## RECORDS PROVIDED
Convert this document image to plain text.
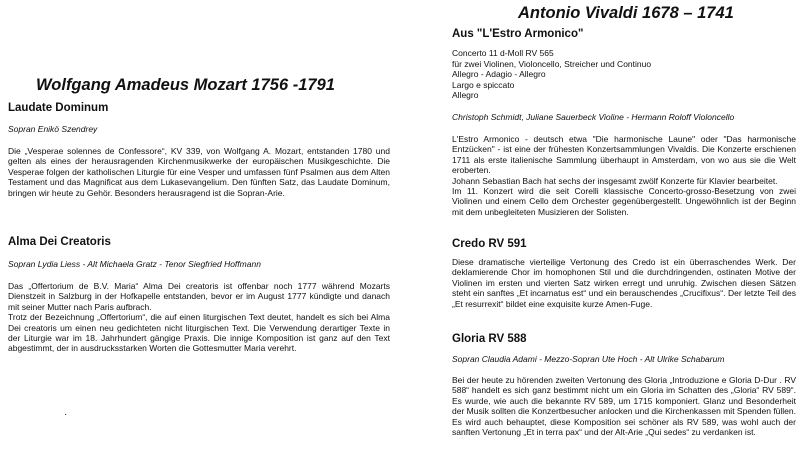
Wolfgang Amadeus Mozart 1756 -1791
Laudate Dominum

Sopran Enikö Szendrey

Die „Vesperae solennes de Confessore“, KV 339, von Wolfgang A. Mozart, entstanden 1780 und gelten als eines der herausragenden Kirchenmusikwerke der europäischen Musikgeschichte. Die Vesperae folgen der katholischen Liturgie für eine Vesper und umfassen fünf Psalmen aus dem Alten Testament und das Magnificat aus dem Lukasevangelium. Den fünften Satz, das Laudate Dominum, bringen wir heute zu Gehör. Besonders herausragend ist die Sopran-Arie.

Alma Dei Creatoris

Sopran Lydia Liess - Alt Michaela Gratz - Tenor Siegfried Hoffmann

Das „Offertorium de B.V. Maria“ Alma Dei creatoris ist offenbar noch 1777 während Mozarts Dienstzeit in Salzburg in der Hofkapelle entstanden, bevor er im August 1777 kündigte und danach mit seiner Mutter nach Paris aufbrach.

Trotz der Bezeichnung „Offertorium“, die auf einen liturgischen Text deutet, handelt es sich bei Alma Dei creatoris um einen neu gedichteten nicht liturgischen Text. Die Verwendung derartiger Texte in der Liturgie war im 18. Jahrhundert gängige Praxis. Die innige Komposition ist ganz auf den Text abgestimmt, der in ausdrucksstarken Worten die Gottesmutter Maria verehrt.

·
Antonio Vivaldi 1678 – 1741
Aus "L'Estro Armonico"
Concerto 11 d-Moll RV 565
für zwei Violinen, Violoncello, Streicher und Continuo
Allegro - Adagio - Allegro
Largo e spiccato
Allegro

Christoph Schmidt, Juliane Sauerbeck Violine - Hermann Roloff Violoncello

L'Estro Armonico - deutsch etwa "Die harmonische Laune" oder "Das harmonische Entzücken" - ist eine der frühesten Konzertsammlungen Vivaldis. Die Konzerte erschienen 1711 als erste italienische Sammlung überhaupt in Amsterdam, von wo aus sie die Welt eroberten.

Johann Sebastian Bach hat sechs der insgesamt zwölf Konzerte für Klavier bearbeitet.

Im 11. Konzert wird die seit Corelli klassische Concerto-grosso-Besetzung von zwei Violinen und einem Cello dem Orchester gegenübergestellt. Ungewöhnlich ist der Beginn mit dem unbegleiteten Musizieren der Solisten.

Credo RV 591

Diese dramatische vierteilige Vertonung des Credo ist ein überraschendes Werk. Der deklamierende Chor im homophonen Stil und die durchdringenden, ostinaten Motive der Violinen im ersten und vierten Satz wirken erregt und unruhig. Zwischen diesen Sätzen steht ein sanftes „Et incarnatus est“ und ein berauschendes „Crucifixus“. Der letzte Teil des „Et resurrexit“ bildet eine exquisite kurze Amen-Fuge.

Gloria RV 588

Sopran Claudia Adami - Mezzo-Sopran Ute Hoch - Alt Ulrike Schabarum

Bei der heute zu hörenden zweiten Vertonung des Gloria „Introduzione e Gloria D-Dur . RV 588“ handelt es sich ganz bestimmt nicht um ein Gloria im Schatten des „Gloria“ RV 589“. Es wurde, wie auch die bekannte RV 589, um 1715 komponiert. Glanz und Besonderheit der Musik sollten die Konzertbesucher anlocken und die Kirchenkassen mit Spenden füllen. Es wird auch behauptet, diese Komposition sei schöner als RV 589, was wohl auch der sanften Vertonung „Et in terra pax“ und der Alt-Arie „Qui sedes“ zu verdanken ist.
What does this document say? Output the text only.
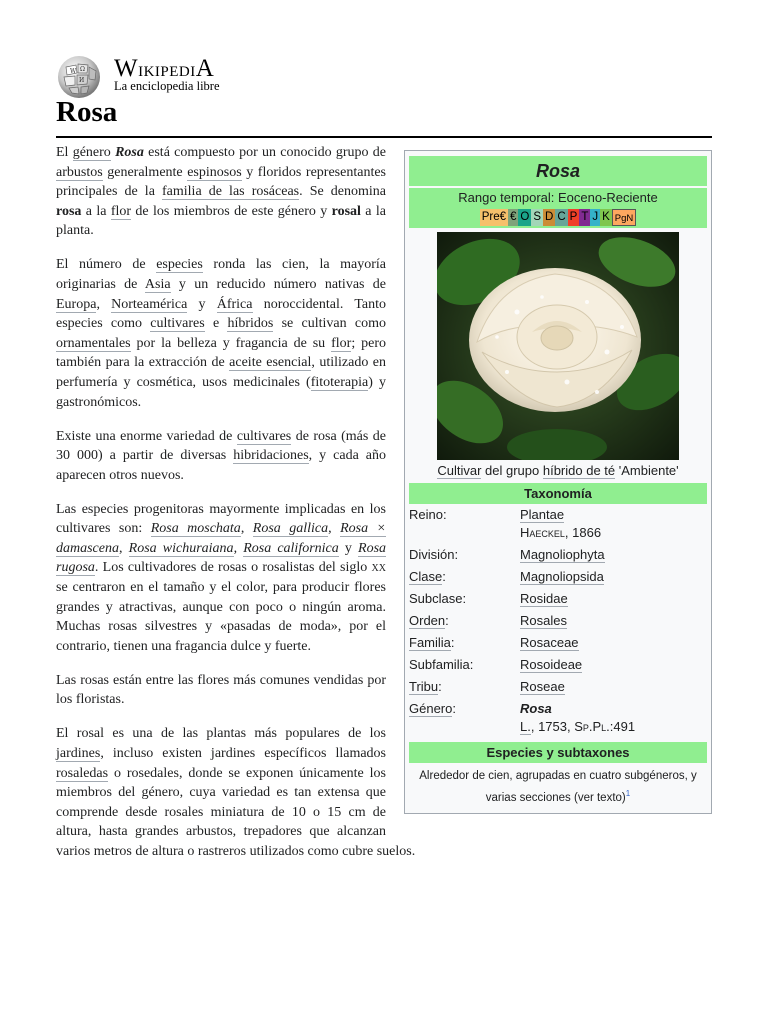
W Ω
И WikipediA
La enciclopedia libre
Rosa
Rosa
Rango temporal: Eoceno-Reciente
Pre€ € O S D C P T J K PgN
Cultivar del grupo híbrido de té 'Ambiente'
Taxonomía
Reino:	Plantae
Haeckel, 1866

División:	Magnoliophyta
Clase:	Magnoliopsida
Subclase:	Rosidae
Orden:	Rosales
Familia:	Rosaceae
Subfamilia:	Rosoideae
Tribu:	Roseae
Género:	Rosa
L., 1753, Sp.Pl.:491
Especies y subtaxones
Alrededor de cien, agrupadas en cuatro subgéneros, y varias secciones (ver texto)$^1$

El género Rosa está compuesto por un conocido grupo de arbustos generalmente espinosos y floridos representantes principales de la familia de las rosáceas. Se denomina rosa a la flor de los miembros de este género y rosal a la planta.

El número de especies ronda las cien, la mayoría originarias de Asia y un reducido número nativas de Europa, Norteamérica y África noroccidental. Tanto especies como cultivares e híbridos se cultivan como ornamentales por la belleza y fragancia de su flor; pero también para la extracción de aceite esencial, utilizado en perfumería y cosmética, usos medicinales (fitoterapia) y gastronómicos.

Existe una enorme variedad de cultivares de rosa (más de 30 000) a partir de diversas hibridaciones, y cada año aparecen otros nuevos.

Las especies progenitoras mayormente implicadas en los cultivares son: Rosa moschata, Rosa gallica, Rosa × damascena, Rosa wichuraiana, Rosa californica y Rosa rugosa. Los cultivadores de rosas o rosalistas del siglo xx se centraron en el tamaño y el color, para producir flores grandes y atractivas, aunque con poco o ningún aroma. Muchas rosas silvestres y «pasadas de moda», por el contrario, tienen una fragancia dulce y fuerte.

Las rosas están entre las flores más comunes vendidas por los floristas.

El rosal es una de las plantas más populares de los jardines, incluso existen jardines específicos llamados rosaledas o rosedales, donde se exponen únicamente los miembros del género, cuya variedad es tan extensa que comprende desde rosales miniatura de 10 o 15 cm de altura, hasta grandes arbustos, trepadores que alcanzan varios metros de altura o rastreros utilizados como cubre suelos.
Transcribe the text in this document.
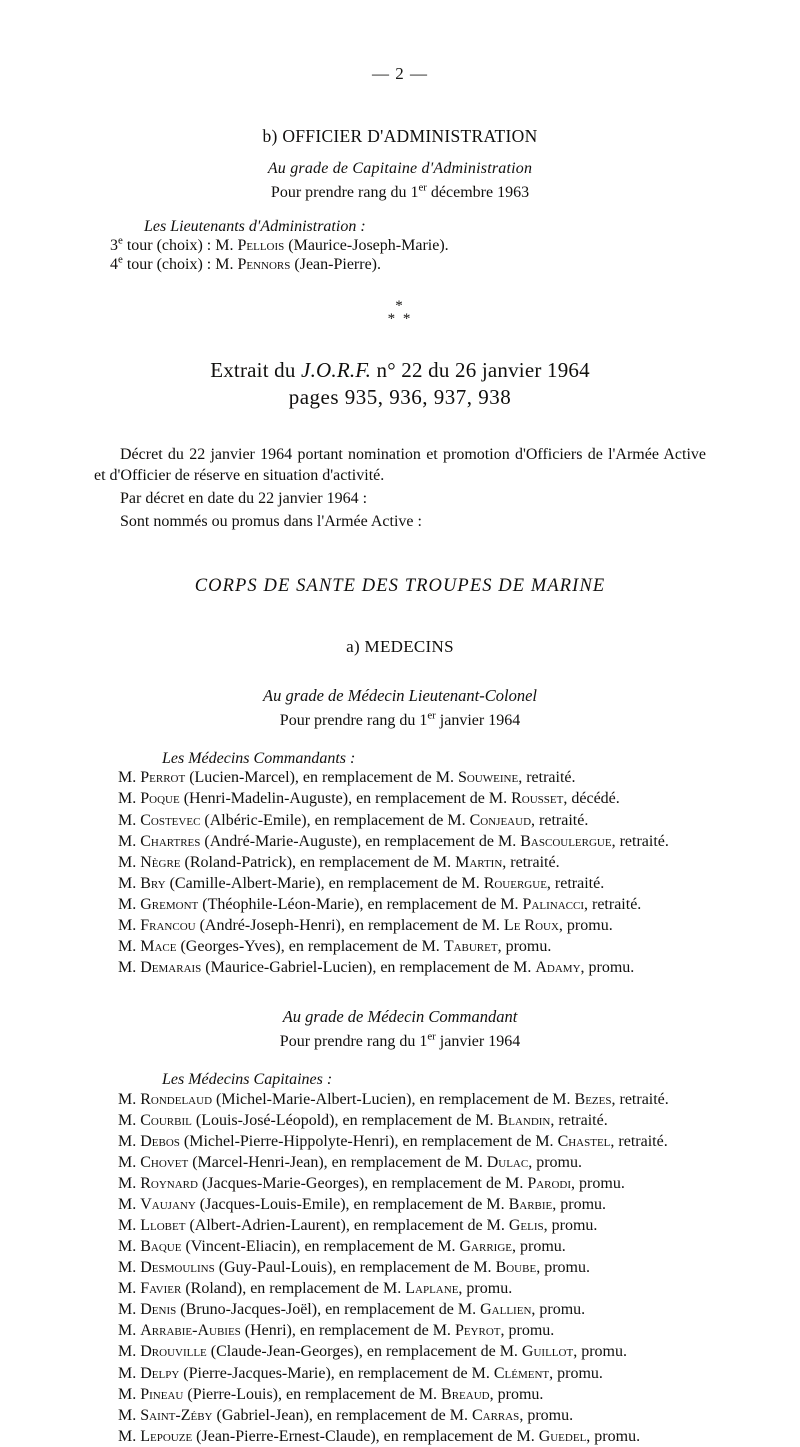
— 2 —
b) OFFICIER D'ADMINISTRATION
Au grade de Capitaine d'Administration
Pour prendre rang du 1er décembre 1963
Les Lieutenants d'Administration :
3e tour (choix) : M. Pellois (Maurice-Joseph-Marie).
4e tour (choix) : M. Pennors (Jean-Pierre).
*
* *
Extrait du J.O.R.F. n° 22 du 26 janvier 1964
pages 935, 936, 937, 938
Décret du 22 janvier 1964 portant nomination et promotion d'Officiers de l'Armée Active et d'Officier de réserve en situation d'activité.
Par décret en date du 22 janvier 1964 :
Sont nommés ou promus dans l'Armée Active :
CORPS DE SANTE DES TROUPES DE MARINE
a) MEDECINS
Au grade de Médecin Lieutenant-Colonel
Pour prendre rang du 1er janvier 1964
Les Médecins Commandants :
M. Perrot (Lucien-Marcel), en remplacement de M. Souweine, retraité.
M. Poque (Henri-Madelin-Auguste), en remplacement de M. Rousset, décédé.
M. Costevec (Albéric-Emile), en remplacement de M. Conjeaud, retraité.
M. Chartres (André-Marie-Auguste), en remplacement de M. Bascoulergue, retraité.
M. Nègre (Roland-Patrick), en remplacement de M. Martin, retraité.
M. Bry (Camille-Albert-Marie), en remplacement de M. Rouergue, retraité.
M. Gremont (Théophile-Léon-Marie), en remplacement de M. Palinacci, retraité.
M. Francou (André-Joseph-Henri), en remplacement de M. Le Roux, promu.
M. Mace (Georges-Yves), en remplacement de M. Taburet, promu.
M. Demarais (Maurice-Gabriel-Lucien), en remplacement de M. Adamy, promu.
Au grade de Médecin Commandant
Pour prendre rang du 1er janvier 1964
Les Médecins Capitaines :
M. Rondelaud (Michel-Marie-Albert-Lucien), en remplacement de M. Bezes, retraité.
M. Courbil (Louis-José-Léopold), en remplacement de M. Blandin, retraité.
M. Debos (Michel-Pierre-Hippolyte-Henri), en remplacement de M. Chastel, retraité.
M. Chovet (Marcel-Henri-Jean), en remplacement de M. Dulac, promu.
M. Roynard (Jacques-Marie-Georges), en remplacement de M. Parodi, promu.
M. Vaujany (Jacques-Louis-Emile), en remplacement de M. Barbie, promu.
M. Llobet (Albert-Adrien-Laurent), en remplacement de M. Gelis, promu.
M. Baque (Vincent-Eliacin), en remplacement de M. Garrige, promu.
M. Desmoulins (Guy-Paul-Louis), en remplacement de M. Boube, promu.
M. Favier (Roland), en remplacement de M. Laplane, promu.
M. Denis (Bruno-Jacques-Joël), en remplacement de M. Gallien, promu.
M. Arrabie-Aubies (Henri), en remplacement de M. Peyrot, promu.
M. Drouville (Claude-Jean-Georges), en remplacement de M. Guillot, promu.
M. Delpy (Pierre-Jacques-Marie), en remplacement de M. Clément, promu.
M. Pineau (Pierre-Louis), en remplacement de M. Breaud, promu.
M. Saint-Zéby (Gabriel-Jean), en remplacement de M. Carras, promu.
M. Lepouze (Jean-Pierre-Ernest-Claude), en remplacement de M. Guedel, promu.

## PROBLEM REQUIREMENTS
Tally the lines in this data that hold the word "Pierre" and state only the count.

## FULL ANSWER
5